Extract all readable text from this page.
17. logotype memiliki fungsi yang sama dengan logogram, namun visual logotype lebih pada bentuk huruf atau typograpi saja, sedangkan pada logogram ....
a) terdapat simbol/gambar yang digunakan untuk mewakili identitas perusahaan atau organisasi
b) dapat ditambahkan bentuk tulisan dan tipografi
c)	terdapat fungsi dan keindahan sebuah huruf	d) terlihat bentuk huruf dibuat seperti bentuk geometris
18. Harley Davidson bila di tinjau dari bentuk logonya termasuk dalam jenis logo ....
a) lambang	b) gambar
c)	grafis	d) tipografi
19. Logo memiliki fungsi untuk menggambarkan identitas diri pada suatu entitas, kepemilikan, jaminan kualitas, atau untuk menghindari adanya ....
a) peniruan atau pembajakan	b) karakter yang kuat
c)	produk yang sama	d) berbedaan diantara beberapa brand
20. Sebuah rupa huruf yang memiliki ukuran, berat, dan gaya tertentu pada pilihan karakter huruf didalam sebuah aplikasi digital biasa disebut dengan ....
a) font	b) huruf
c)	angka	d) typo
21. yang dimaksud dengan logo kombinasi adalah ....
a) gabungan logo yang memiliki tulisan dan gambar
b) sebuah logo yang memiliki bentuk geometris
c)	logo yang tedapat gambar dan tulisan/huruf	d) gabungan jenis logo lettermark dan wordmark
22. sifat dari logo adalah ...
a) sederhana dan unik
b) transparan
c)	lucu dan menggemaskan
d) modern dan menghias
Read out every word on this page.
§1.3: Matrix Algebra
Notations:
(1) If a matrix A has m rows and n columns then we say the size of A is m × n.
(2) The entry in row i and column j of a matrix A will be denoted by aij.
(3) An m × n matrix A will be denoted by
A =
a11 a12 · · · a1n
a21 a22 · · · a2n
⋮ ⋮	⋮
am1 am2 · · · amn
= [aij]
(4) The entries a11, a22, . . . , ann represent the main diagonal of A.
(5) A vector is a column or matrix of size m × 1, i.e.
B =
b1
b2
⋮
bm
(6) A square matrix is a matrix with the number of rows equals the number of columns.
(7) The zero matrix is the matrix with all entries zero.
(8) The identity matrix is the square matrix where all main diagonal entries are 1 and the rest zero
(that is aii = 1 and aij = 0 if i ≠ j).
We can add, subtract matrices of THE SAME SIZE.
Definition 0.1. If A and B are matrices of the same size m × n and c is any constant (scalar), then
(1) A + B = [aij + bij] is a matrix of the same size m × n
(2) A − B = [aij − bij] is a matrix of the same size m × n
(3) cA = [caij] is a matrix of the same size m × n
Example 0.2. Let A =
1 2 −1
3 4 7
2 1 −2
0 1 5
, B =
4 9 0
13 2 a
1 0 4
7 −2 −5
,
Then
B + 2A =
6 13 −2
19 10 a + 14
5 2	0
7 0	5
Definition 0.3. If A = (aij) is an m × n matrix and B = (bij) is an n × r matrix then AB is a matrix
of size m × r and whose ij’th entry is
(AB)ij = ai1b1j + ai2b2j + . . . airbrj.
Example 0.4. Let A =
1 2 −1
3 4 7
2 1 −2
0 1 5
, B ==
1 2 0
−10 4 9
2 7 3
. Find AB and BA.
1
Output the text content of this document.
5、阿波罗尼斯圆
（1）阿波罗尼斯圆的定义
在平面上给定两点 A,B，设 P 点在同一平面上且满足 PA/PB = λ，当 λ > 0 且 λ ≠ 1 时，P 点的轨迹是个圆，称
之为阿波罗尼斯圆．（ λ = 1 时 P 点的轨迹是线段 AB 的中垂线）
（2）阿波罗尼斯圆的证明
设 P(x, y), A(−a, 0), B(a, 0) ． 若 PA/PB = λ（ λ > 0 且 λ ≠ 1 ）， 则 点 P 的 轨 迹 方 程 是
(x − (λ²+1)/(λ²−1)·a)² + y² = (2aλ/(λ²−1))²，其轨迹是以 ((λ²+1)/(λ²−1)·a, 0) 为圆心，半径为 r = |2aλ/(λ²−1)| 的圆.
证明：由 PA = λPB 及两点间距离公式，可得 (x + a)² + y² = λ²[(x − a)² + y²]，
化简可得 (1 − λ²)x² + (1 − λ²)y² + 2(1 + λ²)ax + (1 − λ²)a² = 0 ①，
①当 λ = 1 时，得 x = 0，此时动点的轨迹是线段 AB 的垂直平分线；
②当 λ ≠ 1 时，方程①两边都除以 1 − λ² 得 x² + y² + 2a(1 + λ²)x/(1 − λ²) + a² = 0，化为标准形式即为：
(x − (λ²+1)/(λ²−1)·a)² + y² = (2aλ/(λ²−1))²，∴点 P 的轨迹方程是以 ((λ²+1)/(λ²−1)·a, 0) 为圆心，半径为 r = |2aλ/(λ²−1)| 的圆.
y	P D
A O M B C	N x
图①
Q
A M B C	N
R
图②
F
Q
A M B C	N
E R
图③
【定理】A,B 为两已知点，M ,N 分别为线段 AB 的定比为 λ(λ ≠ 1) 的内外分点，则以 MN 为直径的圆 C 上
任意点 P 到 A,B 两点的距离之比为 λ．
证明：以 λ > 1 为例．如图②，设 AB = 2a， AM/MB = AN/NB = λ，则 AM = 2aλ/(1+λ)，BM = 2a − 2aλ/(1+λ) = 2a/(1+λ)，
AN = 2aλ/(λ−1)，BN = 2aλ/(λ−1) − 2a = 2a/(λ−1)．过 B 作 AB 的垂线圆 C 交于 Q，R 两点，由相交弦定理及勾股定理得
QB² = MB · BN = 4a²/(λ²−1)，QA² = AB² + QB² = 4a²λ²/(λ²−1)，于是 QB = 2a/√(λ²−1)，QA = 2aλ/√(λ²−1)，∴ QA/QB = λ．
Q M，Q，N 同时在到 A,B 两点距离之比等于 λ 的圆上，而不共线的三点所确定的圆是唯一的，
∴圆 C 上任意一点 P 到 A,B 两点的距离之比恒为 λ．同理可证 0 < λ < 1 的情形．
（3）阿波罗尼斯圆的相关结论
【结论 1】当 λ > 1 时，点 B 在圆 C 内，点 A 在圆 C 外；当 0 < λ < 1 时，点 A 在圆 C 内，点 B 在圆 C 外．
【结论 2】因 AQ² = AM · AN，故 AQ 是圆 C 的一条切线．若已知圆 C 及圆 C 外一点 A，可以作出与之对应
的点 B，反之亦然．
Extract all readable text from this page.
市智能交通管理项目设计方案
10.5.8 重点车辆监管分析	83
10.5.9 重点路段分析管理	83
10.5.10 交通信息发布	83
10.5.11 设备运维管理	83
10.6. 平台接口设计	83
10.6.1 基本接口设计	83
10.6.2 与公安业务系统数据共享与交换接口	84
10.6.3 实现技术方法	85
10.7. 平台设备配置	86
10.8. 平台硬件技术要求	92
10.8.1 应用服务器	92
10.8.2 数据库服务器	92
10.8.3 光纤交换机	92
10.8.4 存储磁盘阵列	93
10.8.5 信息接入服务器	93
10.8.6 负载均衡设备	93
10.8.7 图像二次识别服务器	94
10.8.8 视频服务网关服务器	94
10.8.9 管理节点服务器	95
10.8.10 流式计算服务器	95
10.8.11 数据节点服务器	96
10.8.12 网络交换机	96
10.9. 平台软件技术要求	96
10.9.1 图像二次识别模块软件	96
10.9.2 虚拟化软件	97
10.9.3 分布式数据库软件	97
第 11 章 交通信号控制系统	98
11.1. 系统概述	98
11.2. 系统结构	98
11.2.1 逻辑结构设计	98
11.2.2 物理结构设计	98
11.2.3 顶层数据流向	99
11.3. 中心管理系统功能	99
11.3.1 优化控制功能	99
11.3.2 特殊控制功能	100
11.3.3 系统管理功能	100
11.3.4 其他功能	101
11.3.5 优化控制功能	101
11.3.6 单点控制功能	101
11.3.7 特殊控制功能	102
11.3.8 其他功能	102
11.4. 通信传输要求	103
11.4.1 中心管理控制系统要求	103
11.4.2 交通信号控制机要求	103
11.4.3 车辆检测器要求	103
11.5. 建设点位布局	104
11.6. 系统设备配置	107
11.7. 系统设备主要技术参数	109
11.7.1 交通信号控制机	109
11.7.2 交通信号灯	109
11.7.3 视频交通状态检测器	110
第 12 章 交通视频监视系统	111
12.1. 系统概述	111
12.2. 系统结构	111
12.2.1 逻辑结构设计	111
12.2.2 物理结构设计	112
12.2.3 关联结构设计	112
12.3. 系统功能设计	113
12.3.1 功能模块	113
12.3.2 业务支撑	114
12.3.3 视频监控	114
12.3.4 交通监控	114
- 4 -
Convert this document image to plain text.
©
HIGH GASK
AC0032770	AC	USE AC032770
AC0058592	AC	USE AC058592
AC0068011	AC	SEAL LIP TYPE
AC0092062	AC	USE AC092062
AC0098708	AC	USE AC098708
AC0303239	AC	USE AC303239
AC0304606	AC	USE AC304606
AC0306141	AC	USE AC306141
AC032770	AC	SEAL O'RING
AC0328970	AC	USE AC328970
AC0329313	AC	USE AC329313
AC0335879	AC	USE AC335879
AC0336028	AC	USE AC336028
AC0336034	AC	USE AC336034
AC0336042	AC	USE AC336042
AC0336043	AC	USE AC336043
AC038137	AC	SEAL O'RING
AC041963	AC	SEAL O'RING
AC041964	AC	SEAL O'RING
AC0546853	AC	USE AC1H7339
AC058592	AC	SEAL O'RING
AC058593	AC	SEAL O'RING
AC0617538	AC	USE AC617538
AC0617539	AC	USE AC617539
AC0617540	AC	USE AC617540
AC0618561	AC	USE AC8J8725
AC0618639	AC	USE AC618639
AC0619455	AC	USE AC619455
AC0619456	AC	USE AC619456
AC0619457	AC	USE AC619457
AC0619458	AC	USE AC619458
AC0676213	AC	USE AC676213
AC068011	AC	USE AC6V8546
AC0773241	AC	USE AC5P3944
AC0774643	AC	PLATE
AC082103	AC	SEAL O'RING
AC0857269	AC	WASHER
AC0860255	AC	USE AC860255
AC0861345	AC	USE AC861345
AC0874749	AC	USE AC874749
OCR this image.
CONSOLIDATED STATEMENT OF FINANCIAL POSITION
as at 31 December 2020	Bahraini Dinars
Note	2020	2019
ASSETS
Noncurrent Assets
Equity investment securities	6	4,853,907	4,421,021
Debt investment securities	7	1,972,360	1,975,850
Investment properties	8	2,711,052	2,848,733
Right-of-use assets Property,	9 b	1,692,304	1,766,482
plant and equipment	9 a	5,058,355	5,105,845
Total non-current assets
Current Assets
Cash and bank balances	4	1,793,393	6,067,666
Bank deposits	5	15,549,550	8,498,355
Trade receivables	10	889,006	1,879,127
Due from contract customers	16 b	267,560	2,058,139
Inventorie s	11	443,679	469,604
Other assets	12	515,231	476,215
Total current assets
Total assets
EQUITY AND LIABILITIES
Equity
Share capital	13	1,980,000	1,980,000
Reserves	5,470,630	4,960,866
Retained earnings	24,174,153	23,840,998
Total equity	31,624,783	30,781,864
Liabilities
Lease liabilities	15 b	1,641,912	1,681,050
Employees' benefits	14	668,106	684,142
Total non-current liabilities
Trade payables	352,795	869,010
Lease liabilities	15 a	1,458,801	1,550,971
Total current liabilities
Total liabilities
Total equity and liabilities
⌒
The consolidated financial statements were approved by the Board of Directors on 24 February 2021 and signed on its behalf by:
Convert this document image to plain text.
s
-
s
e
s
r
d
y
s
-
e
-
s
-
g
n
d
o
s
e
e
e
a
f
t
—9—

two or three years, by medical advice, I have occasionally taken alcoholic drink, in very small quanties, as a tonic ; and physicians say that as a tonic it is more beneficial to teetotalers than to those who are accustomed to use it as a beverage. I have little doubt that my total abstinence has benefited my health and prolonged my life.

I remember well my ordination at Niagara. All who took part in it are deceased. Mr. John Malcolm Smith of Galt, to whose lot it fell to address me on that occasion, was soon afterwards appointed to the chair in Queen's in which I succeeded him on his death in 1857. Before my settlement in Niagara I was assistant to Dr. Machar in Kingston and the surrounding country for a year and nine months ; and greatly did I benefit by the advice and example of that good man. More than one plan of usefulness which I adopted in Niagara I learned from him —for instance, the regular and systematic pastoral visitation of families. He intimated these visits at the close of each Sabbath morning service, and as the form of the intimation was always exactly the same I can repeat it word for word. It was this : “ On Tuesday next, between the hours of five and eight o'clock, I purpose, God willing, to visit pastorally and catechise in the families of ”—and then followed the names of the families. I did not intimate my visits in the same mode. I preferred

----

▶ **What to produce**:
Gather from the records above every line containing the string "Lease".

▶ **Response to this exercise**:
Lease liabilities	15 b	1,641,912	1,681,050
Lease liabilities	15 a	1,458,801	1,550,971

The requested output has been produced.